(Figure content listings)
____
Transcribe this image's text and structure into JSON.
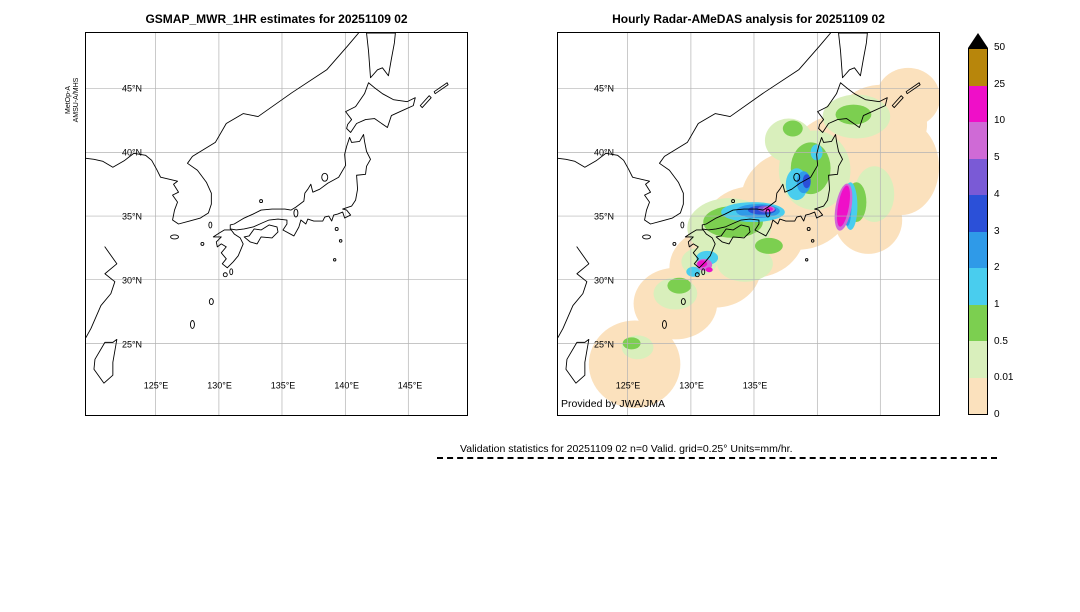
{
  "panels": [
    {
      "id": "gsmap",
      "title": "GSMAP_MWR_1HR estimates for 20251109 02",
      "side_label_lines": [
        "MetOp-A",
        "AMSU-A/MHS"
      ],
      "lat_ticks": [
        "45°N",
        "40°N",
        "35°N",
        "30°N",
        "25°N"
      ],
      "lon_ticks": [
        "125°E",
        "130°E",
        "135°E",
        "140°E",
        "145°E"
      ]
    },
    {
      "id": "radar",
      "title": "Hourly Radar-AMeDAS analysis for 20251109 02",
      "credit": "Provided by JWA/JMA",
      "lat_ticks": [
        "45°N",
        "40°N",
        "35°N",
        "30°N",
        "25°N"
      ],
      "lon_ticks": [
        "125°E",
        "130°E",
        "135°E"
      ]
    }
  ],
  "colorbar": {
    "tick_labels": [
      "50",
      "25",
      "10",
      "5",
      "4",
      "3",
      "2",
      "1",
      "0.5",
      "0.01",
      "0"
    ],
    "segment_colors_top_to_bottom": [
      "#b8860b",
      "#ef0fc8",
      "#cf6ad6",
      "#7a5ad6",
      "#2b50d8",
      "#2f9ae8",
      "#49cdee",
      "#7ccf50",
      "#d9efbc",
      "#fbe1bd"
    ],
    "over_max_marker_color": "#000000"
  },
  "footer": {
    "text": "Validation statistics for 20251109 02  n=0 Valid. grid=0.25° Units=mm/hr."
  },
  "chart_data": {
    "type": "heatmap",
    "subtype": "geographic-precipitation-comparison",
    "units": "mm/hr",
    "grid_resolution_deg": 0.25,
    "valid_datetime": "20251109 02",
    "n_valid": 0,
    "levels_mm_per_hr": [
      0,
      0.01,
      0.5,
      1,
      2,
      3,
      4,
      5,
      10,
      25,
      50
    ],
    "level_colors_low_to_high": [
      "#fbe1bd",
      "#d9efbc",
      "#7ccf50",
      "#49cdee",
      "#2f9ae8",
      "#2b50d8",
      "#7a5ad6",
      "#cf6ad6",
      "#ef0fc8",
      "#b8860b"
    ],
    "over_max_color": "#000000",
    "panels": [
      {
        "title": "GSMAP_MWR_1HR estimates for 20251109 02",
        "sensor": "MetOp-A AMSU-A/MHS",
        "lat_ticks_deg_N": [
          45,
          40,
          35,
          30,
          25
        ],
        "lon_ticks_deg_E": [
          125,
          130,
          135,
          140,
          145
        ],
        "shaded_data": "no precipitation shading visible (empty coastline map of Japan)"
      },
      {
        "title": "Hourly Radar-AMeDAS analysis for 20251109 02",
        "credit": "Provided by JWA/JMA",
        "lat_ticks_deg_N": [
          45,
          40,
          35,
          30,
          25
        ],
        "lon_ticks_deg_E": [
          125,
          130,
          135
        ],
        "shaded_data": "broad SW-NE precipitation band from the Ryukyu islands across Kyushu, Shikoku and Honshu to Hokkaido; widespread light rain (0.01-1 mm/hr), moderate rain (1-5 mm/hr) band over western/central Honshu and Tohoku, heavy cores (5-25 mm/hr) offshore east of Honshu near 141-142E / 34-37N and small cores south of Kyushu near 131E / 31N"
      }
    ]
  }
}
____
Given request. Write the entries above out again exactly, but not the pictures.

Result for this task.
Transcribe this image's text and structure into JSON.
{
  "panels": [
    {
      "id": "gsmap",
      "title": "GSMAP_MWR_1HR estimates for 20251109 02",
      "side_label_lines": [
        "MetOp-A",
        "AMSU-A/MHS"
      ],
      "lat_ticks": [
        "45°N",
        "40°N",
        "35°N",
        "30°N",
        "25°N"
      ],
      "lon_ticks": [
        "125°E",
        "130°E",
        "135°E",
        "140°E",
        "145°E"
      ]
    },
    {
      "id": "radar",
      "title": "Hourly Radar-AMeDAS analysis for 20251109 02",
      "credit": "Provided by JWA/JMA",
      "lat_ticks": [
        "45°N",
        "40°N",
        "35°N",
        "30°N",
        "25°N"
      ],
      "lon_ticks": [
        "125°E",
        "130°E",
        "135°E"
      ]
    }
  ],
  "colorbar": {
    "tick_labels": [
      "50",
      "25",
      "10",
      "5",
      "4",
      "3",
      "2",
      "1",
      "0.5",
      "0.01",
      "0"
    ],
    "segment_colors_top_to_bottom": [
      "#b8860b",
      "#ef0fc8",
      "#cf6ad6",
      "#7a5ad6",
      "#2b50d8",
      "#2f9ae8",
      "#49cdee",
      "#7ccf50",
      "#d9efbc",
      "#fbe1bd"
    ],
    "over_max_marker_color": "#000000"
  },
  "footer": {
    "text": "Validation statistics for 20251109 02  n=0 Valid. grid=0.25° Units=mm/hr."
  },
  "chart_data": {
    "type": "heatmap",
    "subtype": "geographic-precipitation-comparison",
    "units": "mm/hr",
    "grid_resolution_deg": 0.25,
    "valid_datetime": "20251109 02",
    "n_valid": 0,
    "levels_mm_per_hr": [
      0,
      0.01,
      0.5,
      1,
      2,
      3,
      4,
      5,
      10,
      25,
      50
    ],
    "level_colors_low_to_high": [
      "#fbe1bd",
      "#d9efbc",
      "#7ccf50",
      "#49cdee",
      "#2f9ae8",
      "#2b50d8",
      "#7a5ad6",
      "#cf6ad6",
      "#ef0fc8",
      "#b8860b"
    ],
    "over_max_color": "#000000",
    "panels": [
      {
        "title": "GSMAP_MWR_1HR estimates for 20251109 02",
        "sensor": "MetOp-A AMSU-A/MHS",
        "lat_ticks_deg_N": [
          45,
          40,
          35,
          30,
          25
        ],
        "lon_ticks_deg_E": [
          125,
          130,
          135,
          140,
          145
        ],
        "shaded_data": "no precipitation shading visible (empty coastline map of Japan)"
      },
      {
        "title": "Hourly Radar-AMeDAS analysis for 20251109 02",
        "credit": "Provided by JWA/JMA",
        "lat_ticks_deg_N": [
          45,
          40,
          35,
          30,
          25
        ],
        "lon_ticks_deg_E": [
          125,
          130,
          135
        ],
        "shaded_data": "broad SW-NE precipitation band from the Ryukyu islands across Kyushu, Shikoku and Honshu to Hokkaido; widespread light rain (0.01-1 mm/hr), moderate rain (1-5 mm/hr) band over western/central Honshu and Tohoku, heavy cores (5-25 mm/hr) offshore east of Honshu near 141-142E / 34-37N and small cores south of Kyushu near 131E / 31N"
      }
    ]
  }
}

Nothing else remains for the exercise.